[Saved entries]

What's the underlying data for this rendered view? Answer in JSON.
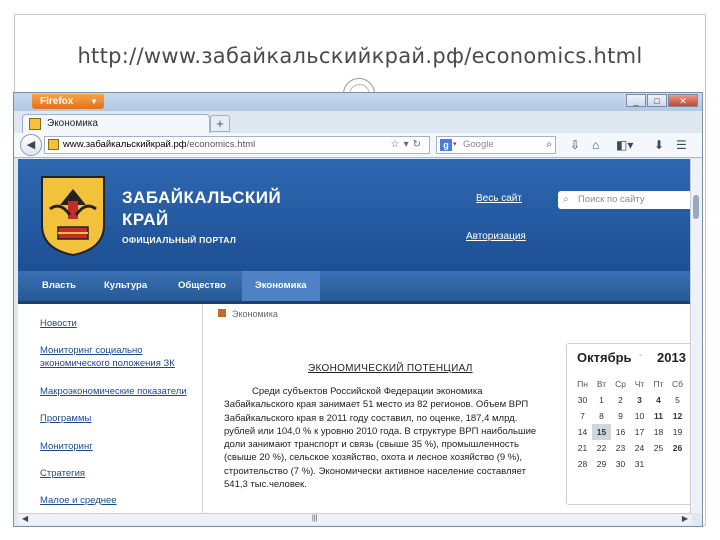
{
  "slide": {
    "title": "http://www.забайкальскийкрай.рф/economics.html"
  },
  "browser": {
    "menu_button": "Firefox",
    "tab_title": "Экономика",
    "new_tab": "+",
    "url_domain": "www.забайкальскийкрай.рф",
    "url_path": "/economics.html",
    "search_engine": "Google",
    "window_controls": [
      "_",
      "□",
      "✕"
    ]
  },
  "site": {
    "name_line1": "ЗАБАЙКАЛЬСКИЙ",
    "name_line2": "КРАЙ",
    "subtitle": "ОФИЦИАЛЬНЫЙ ПОРТАЛ",
    "whole_site_link": "Весь сайт",
    "login_link": "Авторизация",
    "search_placeholder": "Поиск по сайту",
    "menu": [
      "Власть",
      "Культура",
      "Общество",
      "Экономика"
    ],
    "active_menu": "Экономика",
    "sidebar": [
      "Новости",
      "Мониторинг социально",
      "экономического положения ЗК",
      "Макроэкономические показатели",
      "Программы",
      "Мониторинг",
      "Стратегия",
      "Малое и среднее"
    ],
    "breadcrumb": "Экономика",
    "content_heading": "ЭКОНОМИЧЕСКИЙ ПОТЕНЦИАЛ",
    "content_text": "Среди субъектов Российской Федерации экономика Забайкальского края занимает 51 место из 82 регионов. Объем ВРП Забайкальского края в 2011 году составил, по оценке, 187,4 млрд. рублей или 104,0 % к уровню 2010 года. В структуре ВРП наибольшие доли занимают транспорт и связь (свыше 35 %), промышленность (свыше 20 %), сельское хозяйство, охота и лесное хозяйство (9 %), строительство (7 %). Экономически активное население составляет 541,3 тыс.человек."
  },
  "calendar": {
    "month": "Октябрь",
    "year": "2013",
    "weekdays": [
      "Пн",
      "Вт",
      "Ср",
      "Чт",
      "Пт",
      "Сб"
    ],
    "weeks": [
      [
        "30",
        "1",
        "2",
        "3",
        "4",
        "5"
      ],
      [
        "7",
        "8",
        "9",
        "10",
        "11",
        "12"
      ],
      [
        "14",
        "15",
        "16",
        "17",
        "18",
        "19"
      ],
      [
        "21",
        "22",
        "23",
        "24",
        "25",
        "26"
      ],
      [
        "28",
        "29",
        "30",
        "31",
        "",
        ""
      ]
    ],
    "today": "15"
  }
}
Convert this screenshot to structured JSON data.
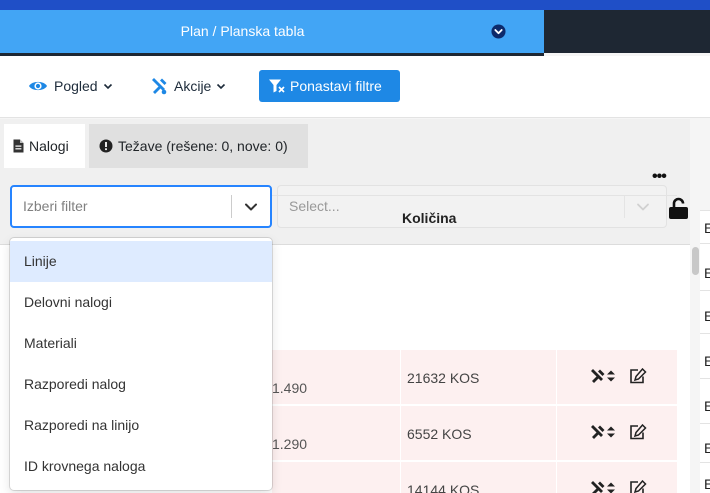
{
  "header": {
    "title": "Plan / Planska tabla",
    "chevron_icon": "chevron-circle-down-icon"
  },
  "toolbar": {
    "view": {
      "label": "Pogled",
      "icon": "eye-icon"
    },
    "actions": {
      "label": "Akcije",
      "icon": "tools-icon"
    },
    "reset_filters": {
      "label": "Ponastavi filtre",
      "icon": "filter-reset-icon"
    }
  },
  "tabs": [
    {
      "label": "Nalogi",
      "icon": "file-icon",
      "active": true
    },
    {
      "label": "Težave (rešene: 0, nove: 0)",
      "icon": "exclamation-circle-icon",
      "active": false
    }
  ],
  "filters": {
    "filter_select": {
      "placeholder": "Izberi filter"
    },
    "value_select": {
      "placeholder": "Select..."
    },
    "lock_icon": "unlock-icon"
  },
  "dropdown": {
    "options": [
      "Linije",
      "Delovni nalogi",
      "Materiali",
      "Razporedi nalog",
      "Razporedi na linijo",
      "ID krovnega naloga"
    ],
    "highlighted_index": 0
  },
  "table": {
    "more_menu": "•••",
    "column_quantity": "Količina",
    "rows": [
      {
        "left_value": "1.490",
        "quantity": "21632 KOS"
      },
      {
        "left_value": "1.290",
        "quantity": "6552 KOS"
      },
      {
        "left_value": "",
        "quantity": "14144 KOS"
      }
    ]
  },
  "edge_column": {
    "letters": [
      "E",
      "E",
      "E",
      "E",
      "E",
      "E",
      "E"
    ]
  },
  "colors": {
    "title_bar": "#42a5f5",
    "dark_panel": "#1e2733",
    "primary_button": "#1e88e5",
    "select_focus": "#2684ff",
    "row_highlight": "#fdf0f0",
    "option_highlight": "#deebff"
  }
}
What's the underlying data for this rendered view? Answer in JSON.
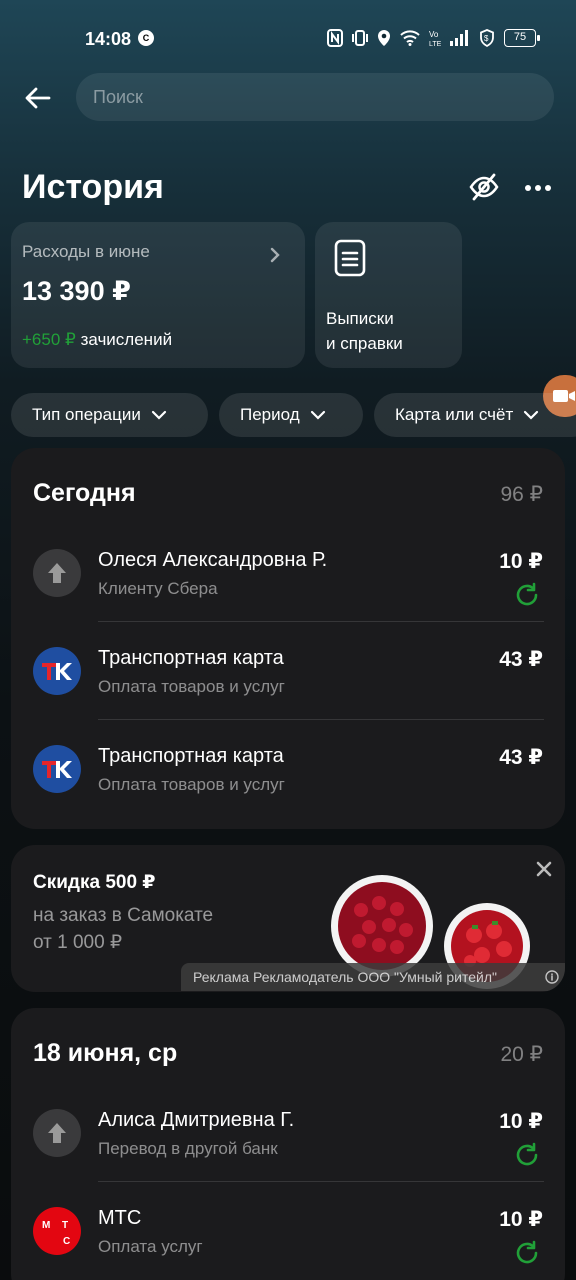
{
  "status_bar": {
    "time": "14:08",
    "left_icon": "C",
    "battery": "75",
    "icons": [
      "nfc-icon",
      "vibrate-icon",
      "location-icon",
      "wifi-icon",
      "volte-icon",
      "signal-icon",
      "shield-icon",
      "battery-icon"
    ]
  },
  "search": {
    "placeholder": "Поиск"
  },
  "page": {
    "title": "История"
  },
  "summary": {
    "spend_title": "Расходы в июне",
    "spend_amount": "13 390 ₽",
    "credit_amount": "+650 ₽",
    "credit_label": "зачислений",
    "statements_label": "Выписки\nи справки"
  },
  "filters": [
    "Тип операции",
    "Период",
    "Карта или счёт"
  ],
  "sections": [
    {
      "date": "Сегодня",
      "total": "96 ₽",
      "transactions": [
        {
          "name": "Олеся Александровна Р.",
          "sub": "Клиенту Сбера",
          "amount": "10 ₽",
          "avatar": "arrow-up-icon",
          "repeat": true
        },
        {
          "name": "Транспортная карта",
          "sub": "Оплата товаров и услуг",
          "amount": "43 ₽",
          "avatar": "tk-logo",
          "avatar_text": "TK",
          "repeat": false
        },
        {
          "name": "Транспортная карта",
          "sub": "Оплата товаров и услуг",
          "amount": "43 ₽",
          "avatar": "tk-logo",
          "avatar_text": "TK",
          "repeat": false
        }
      ]
    },
    {
      "date": "18 июня, ср",
      "total": "20 ₽",
      "transactions": [
        {
          "name": "Алиса Дмитриевна Г.",
          "sub": "Перевод в другой банк",
          "amount": "10 ₽",
          "avatar": "arrow-up-icon",
          "repeat": true
        },
        {
          "name": "МТС",
          "sub": "Оплата услуг",
          "amount": "10 ₽",
          "avatar": "mts-logo",
          "avatar_text": "М Т С",
          "repeat": true
        }
      ]
    }
  ],
  "ad": {
    "title": "Скидка 500 ₽",
    "text": "на заказ в Самокате\nот 1 000 ₽",
    "disclaimer": "Реклама Рекламодатель ООО \"Умный ритейл\""
  },
  "colors": {
    "accent_green": "#21a038",
    "tk_blue": "#1f4ea1",
    "mts_red": "#e30611"
  }
}
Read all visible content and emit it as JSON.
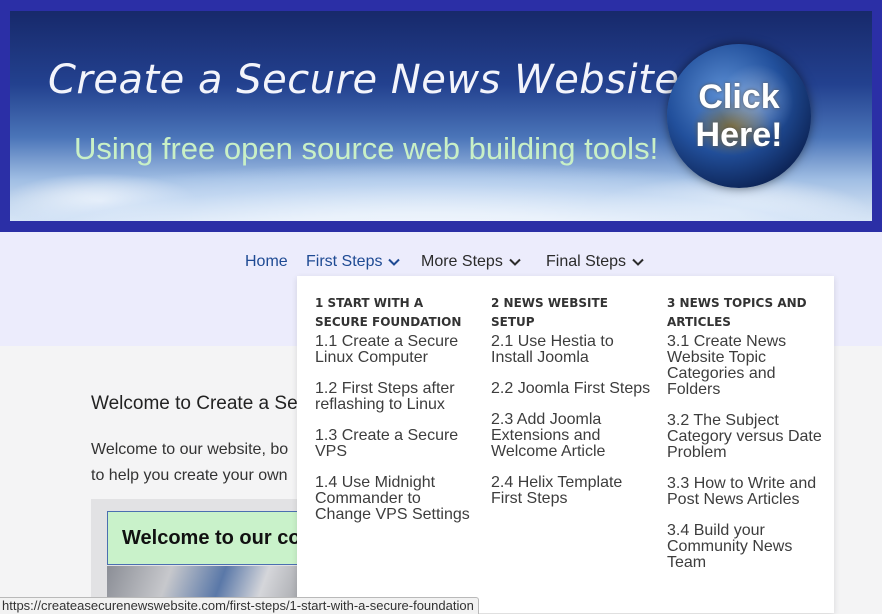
{
  "banner": {
    "title": "Create a Secure News Website…",
    "subtitle": "Using free open source web building tools!",
    "cta": "Click Here!"
  },
  "nav": {
    "items": [
      {
        "label": "Home"
      },
      {
        "label": "First Steps"
      },
      {
        "label": "More Steps"
      },
      {
        "label": "Final Steps"
      }
    ]
  },
  "menu": {
    "columns": [
      {
        "heading": "1 START WITH A SECURE FOUNDATION",
        "links": [
          "1.1 Create a Secure Linux Computer",
          "1.2 First Steps after reflashing to Linux",
          "1.3 Create a Secure VPS",
          "1.4 Use Midnight Commander to Change VPS Settings"
        ]
      },
      {
        "heading": "2 NEWS WEBSITE SETUP",
        "links": [
          "2.1 Use Hestia to Install Joomla",
          "2.2 Joomla First Steps",
          "2.3 Add Joomla Extensions and Welcome Article",
          "2.4 Helix Template First Steps"
        ]
      },
      {
        "heading": "3 NEWS TOPICS AND ARTICLES",
        "links": [
          "3.1 Create News Website Topic Categories and Folders",
          "3.2 The Subject Category versus Date Problem",
          "3.3 How to Write and Post News Articles",
          "3.4 Build your Community News Team"
        ]
      }
    ]
  },
  "content": {
    "title": "Welcome to Create a Se",
    "text_line1": "Welcome to our website, bo",
    "text_line2": "to help you create your own",
    "welcome_box": "Welcome to our co"
  },
  "status_url": "https://createasecurenewswebsite.com/first-steps/1-start-with-a-secure-foundation",
  "colors": {
    "banner_border": "#2b2fa6",
    "nav_active": "#1e4a93",
    "nav_band": "#ececfc",
    "welcome_bg": "#c9f2ca"
  }
}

### AIM OF THE EXERCISE
List all lines above in which the string "Razporedi" appears.

### EXERCISE RESPONSE
      "Razporedi nalog",
      "Razporedi na linijo",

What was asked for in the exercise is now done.